Give the data a second time, exactly and in full.

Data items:

begin

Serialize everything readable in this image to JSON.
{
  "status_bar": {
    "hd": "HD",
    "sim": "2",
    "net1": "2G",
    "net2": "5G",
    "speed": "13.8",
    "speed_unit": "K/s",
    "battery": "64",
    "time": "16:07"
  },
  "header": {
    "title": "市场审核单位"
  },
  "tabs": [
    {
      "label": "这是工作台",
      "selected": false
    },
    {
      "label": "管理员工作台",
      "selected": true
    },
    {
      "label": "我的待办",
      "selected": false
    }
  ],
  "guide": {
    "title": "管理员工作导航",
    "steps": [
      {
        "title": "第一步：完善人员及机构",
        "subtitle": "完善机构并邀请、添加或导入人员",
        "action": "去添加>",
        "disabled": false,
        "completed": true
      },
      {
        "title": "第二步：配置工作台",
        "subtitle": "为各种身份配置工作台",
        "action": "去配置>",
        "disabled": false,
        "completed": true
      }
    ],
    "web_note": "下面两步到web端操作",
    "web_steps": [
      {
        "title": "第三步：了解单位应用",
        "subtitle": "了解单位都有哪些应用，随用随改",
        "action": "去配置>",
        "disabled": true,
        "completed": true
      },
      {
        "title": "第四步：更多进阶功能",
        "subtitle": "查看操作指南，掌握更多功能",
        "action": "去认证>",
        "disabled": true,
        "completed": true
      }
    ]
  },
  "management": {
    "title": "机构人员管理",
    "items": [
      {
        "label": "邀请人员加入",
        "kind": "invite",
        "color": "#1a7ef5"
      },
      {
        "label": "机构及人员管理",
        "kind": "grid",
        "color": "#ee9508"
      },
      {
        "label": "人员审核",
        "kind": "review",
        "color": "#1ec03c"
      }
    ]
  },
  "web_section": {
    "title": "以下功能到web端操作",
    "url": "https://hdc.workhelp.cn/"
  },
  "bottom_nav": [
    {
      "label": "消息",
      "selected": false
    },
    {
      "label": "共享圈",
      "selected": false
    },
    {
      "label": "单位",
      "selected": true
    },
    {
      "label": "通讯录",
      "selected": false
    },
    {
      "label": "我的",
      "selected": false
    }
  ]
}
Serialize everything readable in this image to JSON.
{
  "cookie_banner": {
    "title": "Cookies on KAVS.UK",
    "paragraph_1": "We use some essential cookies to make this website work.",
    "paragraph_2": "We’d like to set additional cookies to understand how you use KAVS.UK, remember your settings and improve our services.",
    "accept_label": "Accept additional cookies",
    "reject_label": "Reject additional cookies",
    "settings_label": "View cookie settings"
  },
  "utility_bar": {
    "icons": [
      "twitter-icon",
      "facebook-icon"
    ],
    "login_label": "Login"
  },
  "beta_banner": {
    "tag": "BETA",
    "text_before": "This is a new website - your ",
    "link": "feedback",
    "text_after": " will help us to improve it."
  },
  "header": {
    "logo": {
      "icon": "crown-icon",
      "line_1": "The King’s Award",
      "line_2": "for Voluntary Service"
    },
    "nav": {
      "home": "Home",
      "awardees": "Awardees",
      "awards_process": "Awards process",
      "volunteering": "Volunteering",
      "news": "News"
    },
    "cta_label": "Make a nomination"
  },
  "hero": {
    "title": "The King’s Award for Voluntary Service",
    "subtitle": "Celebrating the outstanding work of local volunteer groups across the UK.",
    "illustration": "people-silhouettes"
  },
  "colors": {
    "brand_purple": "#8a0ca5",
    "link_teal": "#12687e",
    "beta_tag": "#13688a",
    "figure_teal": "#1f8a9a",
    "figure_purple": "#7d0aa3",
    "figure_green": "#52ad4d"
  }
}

end

» Full solution:
Serialize everything readable in this image to JSON.
{
  "status_bar": {
    "hd": "HD",
    "sim": "2",
    "net1": "2G",
    "net2": "5G",
    "speed": "13.8",
    "speed_unit": "K/s",
    "battery": "64",
    "time": "16:07"
  },
  "header": {
    "title": "市场审核单位"
  },
  "tabs": [
    {
      "label": "这是工作台",
      "selected": false
    },
    {
      "label": "管理员工作台",
      "selected": true
    },
    {
      "label": "我的待办",
      "selected": false
    }
  ],
  "guide": {
    "title": "管理员工作导航",
    "steps": [
      {
        "title": "第一步：完善人员及机构",
        "subtitle": "完善机构并邀请、添加或导入人员",
        "action": "去添加>",
        "disabled": false,
        "completed": true
      },
      {
        "title": "第二步：配置工作台",
        "subtitle": "为各种身份配置工作台",
        "action": "去配置>",
        "disabled": false,
        "completed": true
      }
    ],
    "web_note": "下面两步到web端操作",
    "web_steps": [
      {
        "title": "第三步：了解单位应用",
        "subtitle": "了解单位都有哪些应用，随用随改",
        "action": "去配置>",
        "disabled": true,
        "completed": true
      },
      {
        "title": "第四步：更多进阶功能",
        "subtitle": "查看操作指南，掌握更多功能",
        "action": "去认证>",
        "disabled": true,
        "completed": true
      }
    ]
  },
  "management": {
    "title": "机构人员管理",
    "items": [
      {
        "label": "邀请人员加入",
        "kind": "invite",
        "color": "#1a7ef5"
      },
      {
        "label": "机构及人员管理",
        "kind": "grid",
        "color": "#ee9508"
      },
      {
        "label": "人员审核",
        "kind": "review",
        "color": "#1ec03c"
      }
    ]
  },
  "web_section": {
    "title": "以下功能到web端操作",
    "url": "https://hdc.workhelp.cn/"
  },
  "bottom_nav": [
    {
      "label": "消息",
      "selected": false
    },
    {
      "label": "共享圈",
      "selected": false
    },
    {
      "label": "单位",
      "selected": true
    },
    {
      "label": "通讯录",
      "selected": false
    },
    {
      "label": "我的",
      "selected": false
    }
  ]
}
Serialize everything readable in this image to JSON.
{
  "cookie_banner": {
    "title": "Cookies on KAVS.UK",
    "paragraph_1": "We use some essential cookies to make this website work.",
    "paragraph_2": "We’d like to set additional cookies to understand how you use KAVS.UK, remember your settings and improve our services.",
    "accept_label": "Accept additional cookies",
    "reject_label": "Reject additional cookies",
    "settings_label": "View cookie settings"
  },
  "utility_bar": {
    "icons": [
      "twitter-icon",
      "facebook-icon"
    ],
    "login_label": "Login"
  },
  "beta_banner": {
    "tag": "BETA",
    "text_before": "This is a new website - your ",
    "link": "feedback",
    "text_after": " will help us to improve it."
  },
  "header": {
    "logo": {
      "icon": "crown-icon",
      "line_1": "The King’s Award",
      "line_2": "for Voluntary Service"
    },
    "nav": {
      "home": "Home",
      "awardees": "Awardees",
      "awards_process": "Awards process",
      "volunteering": "Volunteering",
      "news": "News"
    },
    "cta_label": "Make a nomination"
  },
  "hero": {
    "title": "The King’s Award for Voluntary Service",
    "subtitle": "Celebrating the outstanding work of local volunteer groups across the UK.",
    "illustration": "people-silhouettes"
  },
  "colors": {
    "brand_purple": "#8a0ca5",
    "link_teal": "#12687e",
    "beta_tag": "#13688a",
    "figure_teal": "#1f8a9a",
    "figure_purple": "#7d0aa3",
    "figure_green": "#52ad4d"
  }
}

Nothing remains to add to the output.